- WHAT YOU WILL DO
Take the material and output all of it exactly.

Saved data entries:
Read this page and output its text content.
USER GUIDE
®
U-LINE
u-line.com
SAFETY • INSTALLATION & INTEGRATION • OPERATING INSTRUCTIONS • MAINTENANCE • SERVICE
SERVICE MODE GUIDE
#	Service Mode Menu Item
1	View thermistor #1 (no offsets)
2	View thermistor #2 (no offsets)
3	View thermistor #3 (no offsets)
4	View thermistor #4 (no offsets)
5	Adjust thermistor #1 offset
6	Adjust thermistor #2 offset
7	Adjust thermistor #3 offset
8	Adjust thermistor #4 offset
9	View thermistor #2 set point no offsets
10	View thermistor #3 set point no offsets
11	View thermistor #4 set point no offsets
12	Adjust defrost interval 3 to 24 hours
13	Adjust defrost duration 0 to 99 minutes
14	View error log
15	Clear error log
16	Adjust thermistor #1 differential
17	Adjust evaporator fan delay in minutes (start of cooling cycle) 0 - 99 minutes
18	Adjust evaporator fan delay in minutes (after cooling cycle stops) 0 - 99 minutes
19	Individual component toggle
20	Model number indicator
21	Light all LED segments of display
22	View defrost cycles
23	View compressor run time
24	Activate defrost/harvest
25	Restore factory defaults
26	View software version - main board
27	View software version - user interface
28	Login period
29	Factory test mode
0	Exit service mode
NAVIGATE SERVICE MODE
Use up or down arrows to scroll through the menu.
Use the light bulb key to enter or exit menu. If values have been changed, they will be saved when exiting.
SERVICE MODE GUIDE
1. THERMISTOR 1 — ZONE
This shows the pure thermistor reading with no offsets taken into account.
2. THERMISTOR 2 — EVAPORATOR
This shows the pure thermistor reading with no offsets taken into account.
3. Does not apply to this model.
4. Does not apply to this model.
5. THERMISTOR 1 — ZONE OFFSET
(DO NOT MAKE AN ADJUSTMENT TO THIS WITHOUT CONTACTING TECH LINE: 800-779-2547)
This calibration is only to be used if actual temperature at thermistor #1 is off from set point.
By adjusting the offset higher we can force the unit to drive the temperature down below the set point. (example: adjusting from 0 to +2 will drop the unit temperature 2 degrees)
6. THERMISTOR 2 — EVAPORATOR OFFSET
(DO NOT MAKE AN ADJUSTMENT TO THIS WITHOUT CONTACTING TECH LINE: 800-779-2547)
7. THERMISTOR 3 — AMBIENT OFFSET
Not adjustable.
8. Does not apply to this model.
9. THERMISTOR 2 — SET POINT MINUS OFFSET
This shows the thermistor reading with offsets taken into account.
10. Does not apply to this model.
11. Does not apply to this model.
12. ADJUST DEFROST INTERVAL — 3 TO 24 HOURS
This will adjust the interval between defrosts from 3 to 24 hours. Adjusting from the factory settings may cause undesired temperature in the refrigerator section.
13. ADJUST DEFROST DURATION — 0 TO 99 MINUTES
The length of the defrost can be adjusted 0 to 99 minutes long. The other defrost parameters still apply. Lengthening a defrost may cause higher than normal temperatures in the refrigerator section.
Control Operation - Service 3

- SOLUTION
Read this page and output its text content.
USER GUIDE
®
U-LINE
u-line.com
SAFETY • INSTALLATION & INTEGRATION • OPERATING INSTRUCTIONS • MAINTENANCE • SERVICE
SERVICE MODE GUIDE
#	Service Mode Menu Item
1	View thermistor #1 (no offsets)
2	View thermistor #2 (no offsets)
3	View thermistor #3 (no offsets)
4	View thermistor #4 (no offsets)
5	Adjust thermistor #1 offset
6	Adjust thermistor #2 offset
7	Adjust thermistor #3 offset
8	Adjust thermistor #4 offset
9	View thermistor #2 set point no offsets
10	View thermistor #3 set point no offsets
11	View thermistor #4 set point no offsets
12	Adjust defrost interval 3 to 24 hours
13	Adjust defrost duration 0 to 99 minutes
14	View error log
15	Clear error log
16	Adjust thermistor #1 differential
17	Adjust evaporator fan delay in minutes (start of cooling cycle) 0 - 99 minutes
18	Adjust evaporator fan delay in minutes (after cooling cycle stops) 0 - 99 minutes
19	Individual component toggle
20	Model number indicator
21	Light all LED segments of display
22	View defrost cycles
23	View compressor run time
24	Activate defrost/harvest
25	Restore factory defaults
26	View software version - main board
27	View software version - user interface
28	Login period
29	Factory test mode
0	Exit service mode
NAVIGATE SERVICE MODE
Use up or down arrows to scroll through the menu.
Use the light bulb key to enter or exit menu. If values have been changed, they will be saved when exiting.
SERVICE MODE GUIDE
1. THERMISTOR 1 — ZONE
This shows the pure thermistor reading with no offsets taken into account.
2. THERMISTOR 2 — EVAPORATOR
This shows the pure thermistor reading with no offsets taken into account.
3. Does not apply to this model.
4. Does not apply to this model.
5. THERMISTOR 1 — ZONE OFFSET
(DO NOT MAKE AN ADJUSTMENT TO THIS WITHOUT CONTACTING TECH LINE: 800-779-2547)
This calibration is only to be used if actual temperature at thermistor #1 is off from set point.
By adjusting the offset higher we can force the unit to drive the temperature down below the set point. (example: adjusting from 0 to +2 will drop the unit temperature 2 degrees)
6. THERMISTOR 2 — EVAPORATOR OFFSET
(DO NOT MAKE AN ADJUSTMENT TO THIS WITHOUT CONTACTING TECH LINE: 800-779-2547)
7. THERMISTOR 3 — AMBIENT OFFSET
Not adjustable.
8. Does not apply to this model.
9. THERMISTOR 2 — SET POINT MINUS OFFSET
This shows the thermistor reading with offsets taken into account.
10. Does not apply to this model.
11. Does not apply to this model.
12. ADJUST DEFROST INTERVAL — 3 TO 24 HOURS
This will adjust the interval between defrosts from 3 to 24 hours. Adjusting from the factory settings may cause undesired temperature in the refrigerator section.
13. ADJUST DEFROST DURATION — 0 TO 99 MINUTES
The length of the defrost can be adjusted 0 to 99 minutes long. The other defrost parameters still apply. Lengthening a defrost may cause higher than normal temperatures in the refrigerator section.
Control Operation - Service 3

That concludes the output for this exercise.